**SUPPLIED INFORMATION**
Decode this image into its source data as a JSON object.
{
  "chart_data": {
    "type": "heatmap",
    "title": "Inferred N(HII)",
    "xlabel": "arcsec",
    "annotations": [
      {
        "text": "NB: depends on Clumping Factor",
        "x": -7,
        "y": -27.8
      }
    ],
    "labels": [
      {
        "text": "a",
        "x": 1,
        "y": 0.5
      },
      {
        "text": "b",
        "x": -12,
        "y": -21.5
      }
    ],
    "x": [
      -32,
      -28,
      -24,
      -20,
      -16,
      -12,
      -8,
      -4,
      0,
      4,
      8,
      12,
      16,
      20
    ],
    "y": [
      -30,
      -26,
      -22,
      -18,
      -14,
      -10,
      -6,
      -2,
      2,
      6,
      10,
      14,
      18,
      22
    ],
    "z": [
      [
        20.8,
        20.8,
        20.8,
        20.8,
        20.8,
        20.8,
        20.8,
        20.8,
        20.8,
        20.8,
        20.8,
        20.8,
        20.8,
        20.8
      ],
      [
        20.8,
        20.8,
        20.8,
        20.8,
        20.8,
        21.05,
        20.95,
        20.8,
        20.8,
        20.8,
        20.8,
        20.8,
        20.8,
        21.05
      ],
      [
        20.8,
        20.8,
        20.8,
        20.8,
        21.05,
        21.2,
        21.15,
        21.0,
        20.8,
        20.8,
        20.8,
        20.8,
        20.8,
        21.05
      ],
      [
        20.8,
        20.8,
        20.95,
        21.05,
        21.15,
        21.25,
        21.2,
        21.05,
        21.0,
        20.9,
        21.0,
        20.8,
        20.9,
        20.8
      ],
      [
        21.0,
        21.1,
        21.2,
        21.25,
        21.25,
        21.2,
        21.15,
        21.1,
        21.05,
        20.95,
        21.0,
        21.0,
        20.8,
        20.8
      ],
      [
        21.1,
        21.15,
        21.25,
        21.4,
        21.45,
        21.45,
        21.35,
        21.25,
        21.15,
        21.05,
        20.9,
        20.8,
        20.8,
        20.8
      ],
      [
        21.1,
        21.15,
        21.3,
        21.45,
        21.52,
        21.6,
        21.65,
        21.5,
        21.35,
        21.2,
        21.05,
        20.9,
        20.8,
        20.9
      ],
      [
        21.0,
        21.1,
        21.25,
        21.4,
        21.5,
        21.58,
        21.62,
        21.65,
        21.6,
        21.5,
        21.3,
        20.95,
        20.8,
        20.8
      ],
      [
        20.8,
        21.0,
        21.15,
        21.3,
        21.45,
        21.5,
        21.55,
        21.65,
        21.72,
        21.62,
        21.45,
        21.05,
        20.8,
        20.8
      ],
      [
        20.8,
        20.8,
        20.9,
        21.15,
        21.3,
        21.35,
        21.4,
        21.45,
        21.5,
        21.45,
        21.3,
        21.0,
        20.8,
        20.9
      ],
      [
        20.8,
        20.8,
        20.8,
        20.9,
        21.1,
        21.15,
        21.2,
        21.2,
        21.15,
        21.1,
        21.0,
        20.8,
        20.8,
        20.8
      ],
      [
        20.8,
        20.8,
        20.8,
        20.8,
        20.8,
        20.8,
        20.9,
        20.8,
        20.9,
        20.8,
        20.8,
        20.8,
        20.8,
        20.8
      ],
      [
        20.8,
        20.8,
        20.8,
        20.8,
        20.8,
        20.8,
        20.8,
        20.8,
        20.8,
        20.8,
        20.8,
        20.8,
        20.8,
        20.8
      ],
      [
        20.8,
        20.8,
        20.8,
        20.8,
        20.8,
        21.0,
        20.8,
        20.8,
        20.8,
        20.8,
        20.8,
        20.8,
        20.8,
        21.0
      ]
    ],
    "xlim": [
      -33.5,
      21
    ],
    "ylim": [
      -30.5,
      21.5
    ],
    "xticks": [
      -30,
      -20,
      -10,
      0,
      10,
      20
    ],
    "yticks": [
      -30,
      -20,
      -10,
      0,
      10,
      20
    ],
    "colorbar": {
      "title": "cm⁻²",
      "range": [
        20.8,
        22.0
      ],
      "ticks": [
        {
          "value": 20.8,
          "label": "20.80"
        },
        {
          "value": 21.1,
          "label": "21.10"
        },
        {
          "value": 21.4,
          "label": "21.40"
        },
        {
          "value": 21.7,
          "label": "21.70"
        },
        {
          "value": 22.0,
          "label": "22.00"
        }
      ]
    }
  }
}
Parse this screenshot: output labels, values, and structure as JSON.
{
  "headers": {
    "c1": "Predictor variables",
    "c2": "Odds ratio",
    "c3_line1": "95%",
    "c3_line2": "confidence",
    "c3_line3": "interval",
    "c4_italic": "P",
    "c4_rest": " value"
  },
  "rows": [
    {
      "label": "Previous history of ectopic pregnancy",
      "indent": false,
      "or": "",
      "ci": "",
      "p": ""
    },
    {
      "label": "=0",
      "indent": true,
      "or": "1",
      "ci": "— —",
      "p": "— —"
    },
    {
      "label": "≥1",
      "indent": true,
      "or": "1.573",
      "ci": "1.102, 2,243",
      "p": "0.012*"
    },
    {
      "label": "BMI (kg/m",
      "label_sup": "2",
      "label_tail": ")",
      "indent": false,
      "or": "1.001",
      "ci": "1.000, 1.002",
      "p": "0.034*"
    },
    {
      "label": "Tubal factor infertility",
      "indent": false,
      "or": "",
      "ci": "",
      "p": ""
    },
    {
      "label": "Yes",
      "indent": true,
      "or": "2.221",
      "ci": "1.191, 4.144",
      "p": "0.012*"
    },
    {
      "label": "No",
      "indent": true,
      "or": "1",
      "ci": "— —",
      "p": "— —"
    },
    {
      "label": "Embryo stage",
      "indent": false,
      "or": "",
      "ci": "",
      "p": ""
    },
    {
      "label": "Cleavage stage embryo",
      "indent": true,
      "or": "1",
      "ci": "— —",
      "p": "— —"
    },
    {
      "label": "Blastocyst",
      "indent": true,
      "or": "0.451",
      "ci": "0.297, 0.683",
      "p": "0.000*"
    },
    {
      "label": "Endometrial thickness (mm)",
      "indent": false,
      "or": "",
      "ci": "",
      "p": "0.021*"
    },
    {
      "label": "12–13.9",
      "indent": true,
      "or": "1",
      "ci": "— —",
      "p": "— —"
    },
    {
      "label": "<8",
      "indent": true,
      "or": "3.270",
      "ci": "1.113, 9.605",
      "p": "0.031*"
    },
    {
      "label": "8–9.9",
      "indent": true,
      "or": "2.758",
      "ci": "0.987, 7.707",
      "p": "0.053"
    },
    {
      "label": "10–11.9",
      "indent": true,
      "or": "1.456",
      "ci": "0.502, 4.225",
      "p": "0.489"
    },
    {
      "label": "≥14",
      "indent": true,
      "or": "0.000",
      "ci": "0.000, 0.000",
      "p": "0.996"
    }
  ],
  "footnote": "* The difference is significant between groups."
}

**AIM**
Repeat every line of the material exactly as given.

**WRITTEN ANSWER**
Decode this image into its source data as a JSON object.
{
  "chart_data": {
    "type": "heatmap",
    "title": "Inferred N(HII)",
    "xlabel": "arcsec",
    "annotations": [
      {
        "text": "NB: depends on Clumping Factor",
        "x": -7,
        "y": -27.8
      }
    ],
    "labels": [
      {
        "text": "a",
        "x": 1,
        "y": 0.5
      },
      {
        "text": "b",
        "x": -12,
        "y": -21.5
      }
    ],
    "x": [
      -32,
      -28,
      -24,
      -20,
      -16,
      -12,
      -8,
      -4,
      0,
      4,
      8,
      12,
      16,
      20
    ],
    "y": [
      -30,
      -26,
      -22,
      -18,
      -14,
      -10,
      -6,
      -2,
      2,
      6,
      10,
      14,
      18,
      22
    ],
    "z": [
      [
        20.8,
        20.8,
        20.8,
        20.8,
        20.8,
        20.8,
        20.8,
        20.8,
        20.8,
        20.8,
        20.8,
        20.8,
        20.8,
        20.8
      ],
      [
        20.8,
        20.8,
        20.8,
        20.8,
        20.8,
        21.05,
        20.95,
        20.8,
        20.8,
        20.8,
        20.8,
        20.8,
        20.8,
        21.05
      ],
      [
        20.8,
        20.8,
        20.8,
        20.8,
        21.05,
        21.2,
        21.15,
        21.0,
        20.8,
        20.8,
        20.8,
        20.8,
        20.8,
        21.05
      ],
      [
        20.8,
        20.8,
        20.95,
        21.05,
        21.15,
        21.25,
        21.2,
        21.05,
        21.0,
        20.9,
        21.0,
        20.8,
        20.9,
        20.8
      ],
      [
        21.0,
        21.1,
        21.2,
        21.25,
        21.25,
        21.2,
        21.15,
        21.1,
        21.05,
        20.95,
        21.0,
        21.0,
        20.8,
        20.8
      ],
      [
        21.1,
        21.15,
        21.25,
        21.4,
        21.45,
        21.45,
        21.35,
        21.25,
        21.15,
        21.05,
        20.9,
        20.8,
        20.8,
        20.8
      ],
      [
        21.1,
        21.15,
        21.3,
        21.45,
        21.52,
        21.6,
        21.65,
        21.5,
        21.35,
        21.2,
        21.05,
        20.9,
        20.8,
        20.9
      ],
      [
        21.0,
        21.1,
        21.25,
        21.4,
        21.5,
        21.58,
        21.62,
        21.65,
        21.6,
        21.5,
        21.3,
        20.95,
        20.8,
        20.8
      ],
      [
        20.8,
        21.0,
        21.15,
        21.3,
        21.45,
        21.5,
        21.55,
        21.65,
        21.72,
        21.62,
        21.45,
        21.05,
        20.8,
        20.8
      ],
      [
        20.8,
        20.8,
        20.9,
        21.15,
        21.3,
        21.35,
        21.4,
        21.45,
        21.5,
        21.45,
        21.3,
        21.0,
        20.8,
        20.9
      ],
      [
        20.8,
        20.8,
        20.8,
        20.9,
        21.1,
        21.15,
        21.2,
        21.2,
        21.15,
        21.1,
        21.0,
        20.8,
        20.8,
        20.8
      ],
      [
        20.8,
        20.8,
        20.8,
        20.8,
        20.8,
        20.8,
        20.9,
        20.8,
        20.9,
        20.8,
        20.8,
        20.8,
        20.8,
        20.8
      ],
      [
        20.8,
        20.8,
        20.8,
        20.8,
        20.8,
        20.8,
        20.8,
        20.8,
        20.8,
        20.8,
        20.8,
        20.8,
        20.8,
        20.8
      ],
      [
        20.8,
        20.8,
        20.8,
        20.8,
        20.8,
        21.0,
        20.8,
        20.8,
        20.8,
        20.8,
        20.8,
        20.8,
        20.8,
        21.0
      ]
    ],
    "xlim": [
      -33.5,
      21
    ],
    "ylim": [
      -30.5,
      21.5
    ],
    "xticks": [
      -30,
      -20,
      -10,
      0,
      10,
      20
    ],
    "yticks": [
      -30,
      -20,
      -10,
      0,
      10,
      20
    ],
    "colorbar": {
      "title": "cm⁻²",
      "range": [
        20.8,
        22.0
      ],
      "ticks": [
        {
          "value": 20.8,
          "label": "20.80"
        },
        {
          "value": 21.1,
          "label": "21.10"
        },
        {
          "value": 21.4,
          "label": "21.40"
        },
        {
          "value": 21.7,
          "label": "21.70"
        },
        {
          "value": 22.0,
          "label": "22.00"
        }
      ]
    }
  }
}
Parse this screenshot: output labels, values, and structure as JSON.
{
  "headers": {
    "c1": "Predictor variables",
    "c2": "Odds ratio",
    "c3_line1": "95%",
    "c3_line2": "confidence",
    "c3_line3": "interval",
    "c4_italic": "P",
    "c4_rest": " value"
  },
  "rows": [
    {
      "label": "Previous history of ectopic pregnancy",
      "indent": false,
      "or": "",
      "ci": "",
      "p": ""
    },
    {
      "label": "=0",
      "indent": true,
      "or": "1",
      "ci": "— —",
      "p": "— —"
    },
    {
      "label": "≥1",
      "indent": true,
      "or": "1.573",
      "ci": "1.102, 2,243",
      "p": "0.012*"
    },
    {
      "label": "BMI (kg/m",
      "label_sup": "2",
      "label_tail": ")",
      "indent": false,
      "or": "1.001",
      "ci": "1.000, 1.002",
      "p": "0.034*"
    },
    {
      "label": "Tubal factor infertility",
      "indent": false,
      "or": "",
      "ci": "",
      "p": ""
    },
    {
      "label": "Yes",
      "indent": true,
      "or": "2.221",
      "ci": "1.191, 4.144",
      "p": "0.012*"
    },
    {
      "label": "No",
      "indent": true,
      "or": "1",
      "ci": "— —",
      "p": "— —"
    },
    {
      "label": "Embryo stage",
      "indent": false,
      "or": "",
      "ci": "",
      "p": ""
    },
    {
      "label": "Cleavage stage embryo",
      "indent": true,
      "or": "1",
      "ci": "— —",
      "p": "— —"
    },
    {
      "label": "Blastocyst",
      "indent": true,
      "or": "0.451",
      "ci": "0.297, 0.683",
      "p": "0.000*"
    },
    {
      "label": "Endometrial thickness (mm)",
      "indent": false,
      "or": "",
      "ci": "",
      "p": "0.021*"
    },
    {
      "label": "12–13.9",
      "indent": true,
      "or": "1",
      "ci": "— —",
      "p": "— —"
    },
    {
      "label": "<8",
      "indent": true,
      "or": "3.270",
      "ci": "1.113, 9.605",
      "p": "0.031*"
    },
    {
      "label": "8–9.9",
      "indent": true,
      "or": "2.758",
      "ci": "0.987, 7.707",
      "p": "0.053"
    },
    {
      "label": "10–11.9",
      "indent": true,
      "or": "1.456",
      "ci": "0.502, 4.225",
      "p": "0.489"
    },
    {
      "label": "≥14",
      "indent": true,
      "or": "0.000",
      "ci": "0.000, 0.000",
      "p": "0.996"
    }
  ],
  "footnote": "* The difference is significant between groups."
}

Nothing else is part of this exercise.